**EXTRACTED INFORMATION:**
## Begin
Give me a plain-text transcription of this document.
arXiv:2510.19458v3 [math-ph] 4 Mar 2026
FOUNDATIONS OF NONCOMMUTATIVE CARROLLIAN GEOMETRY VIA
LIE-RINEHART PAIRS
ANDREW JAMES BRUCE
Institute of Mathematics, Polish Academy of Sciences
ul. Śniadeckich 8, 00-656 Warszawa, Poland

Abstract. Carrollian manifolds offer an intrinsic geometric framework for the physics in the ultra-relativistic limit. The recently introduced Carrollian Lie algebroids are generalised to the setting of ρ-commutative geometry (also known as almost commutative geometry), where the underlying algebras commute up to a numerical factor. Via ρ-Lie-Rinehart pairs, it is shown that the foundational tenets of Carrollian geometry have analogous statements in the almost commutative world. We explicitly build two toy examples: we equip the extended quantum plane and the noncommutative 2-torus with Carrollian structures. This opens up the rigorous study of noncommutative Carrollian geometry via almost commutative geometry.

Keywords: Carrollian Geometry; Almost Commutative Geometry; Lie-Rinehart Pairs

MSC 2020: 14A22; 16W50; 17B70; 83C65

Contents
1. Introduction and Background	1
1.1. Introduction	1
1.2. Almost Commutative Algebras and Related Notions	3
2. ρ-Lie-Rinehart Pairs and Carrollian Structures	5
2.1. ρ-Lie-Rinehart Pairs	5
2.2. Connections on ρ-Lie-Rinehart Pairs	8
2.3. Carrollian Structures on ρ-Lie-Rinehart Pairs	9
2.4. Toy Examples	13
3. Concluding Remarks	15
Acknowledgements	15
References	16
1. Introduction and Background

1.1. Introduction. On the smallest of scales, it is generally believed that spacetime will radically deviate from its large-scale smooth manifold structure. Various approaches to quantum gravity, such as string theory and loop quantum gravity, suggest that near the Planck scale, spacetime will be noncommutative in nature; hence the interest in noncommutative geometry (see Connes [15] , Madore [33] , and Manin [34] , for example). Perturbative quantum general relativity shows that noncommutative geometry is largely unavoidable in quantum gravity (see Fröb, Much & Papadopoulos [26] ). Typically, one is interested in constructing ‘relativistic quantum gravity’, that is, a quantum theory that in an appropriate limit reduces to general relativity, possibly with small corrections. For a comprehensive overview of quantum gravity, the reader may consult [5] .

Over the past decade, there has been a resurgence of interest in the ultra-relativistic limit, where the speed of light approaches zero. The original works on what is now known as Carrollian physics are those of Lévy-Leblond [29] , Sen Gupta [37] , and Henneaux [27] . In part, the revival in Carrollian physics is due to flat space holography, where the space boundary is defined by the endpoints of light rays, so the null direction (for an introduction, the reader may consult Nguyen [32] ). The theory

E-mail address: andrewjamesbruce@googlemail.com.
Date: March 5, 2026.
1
## End
**EXERCISE PROMPT:** Go through the data and return every record exactly.

**SOLUTION TO THIS PROBLEM:**
Give me a plain-text transcription of this document.
arXiv:2510.19458v3 [math-ph] 4 Mar 2026
FOUNDATIONS OF NONCOMMUTATIVE CARROLLIAN GEOMETRY VIA
LIE-RINEHART PAIRS
ANDREW JAMES BRUCE
Institute of Mathematics, Polish Academy of Sciences
ul. Śniadeckich 8, 00-656 Warszawa, Poland

Abstract. Carrollian manifolds offer an intrinsic geometric framework for the physics in the ultra-relativistic limit. The recently introduced Carrollian Lie algebroids are generalised to the setting of ρ-commutative geometry (also known as almost commutative geometry), where the underlying algebras commute up to a numerical factor. Via ρ-Lie-Rinehart pairs, it is shown that the foundational tenets of Carrollian geometry have analogous statements in the almost commutative world. We explicitly build two toy examples: we equip the extended quantum plane and the noncommutative 2-torus with Carrollian structures. This opens up the rigorous study of noncommutative Carrollian geometry via almost commutative geometry.

Keywords: Carrollian Geometry; Almost Commutative Geometry; Lie-Rinehart Pairs

MSC 2020: 14A22; 16W50; 17B70; 83C65

Contents
1. Introduction and Background	1
1.1. Introduction	1
1.2. Almost Commutative Algebras and Related Notions	3
2. ρ-Lie-Rinehart Pairs and Carrollian Structures	5
2.1. ρ-Lie-Rinehart Pairs	5
2.2. Connections on ρ-Lie-Rinehart Pairs	8
2.3. Carrollian Structures on ρ-Lie-Rinehart Pairs	9
2.4. Toy Examples	13
3. Concluding Remarks	15
Acknowledgements	15
References	16
1. Introduction and Background

1.1. Introduction. On the smallest of scales, it is generally believed that spacetime will radically deviate from its large-scale smooth manifold structure. Various approaches to quantum gravity, such as string theory and loop quantum gravity, suggest that near the Planck scale, spacetime will be noncommutative in nature; hence the interest in noncommutative geometry (see Connes [15] , Madore [33] , and Manin [34] , for example). Perturbative quantum general relativity shows that noncommutative geometry is largely unavoidable in quantum gravity (see Fröb, Much & Papadopoulos [26] ). Typically, one is interested in constructing ‘relativistic quantum gravity’, that is, a quantum theory that in an appropriate limit reduces to general relativity, possibly with small corrections. For a comprehensive overview of quantum gravity, the reader may consult [5] .

Over the past decade, there has been a resurgence of interest in the ultra-relativistic limit, where the speed of light approaches zero. The original works on what is now known as Carrollian physics are those of Lévy-Leblond [29] , Sen Gupta [37] , and Henneaux [27] . In part, the revival in Carrollian physics is due to flat space holography, where the space boundary is defined by the endpoints of light rays, so the null direction (for an introduction, the reader may consult Nguyen [32] ). The theory

E-mail address: andrewjamesbruce@googlemail.com.
Date: March 5, 2026.
1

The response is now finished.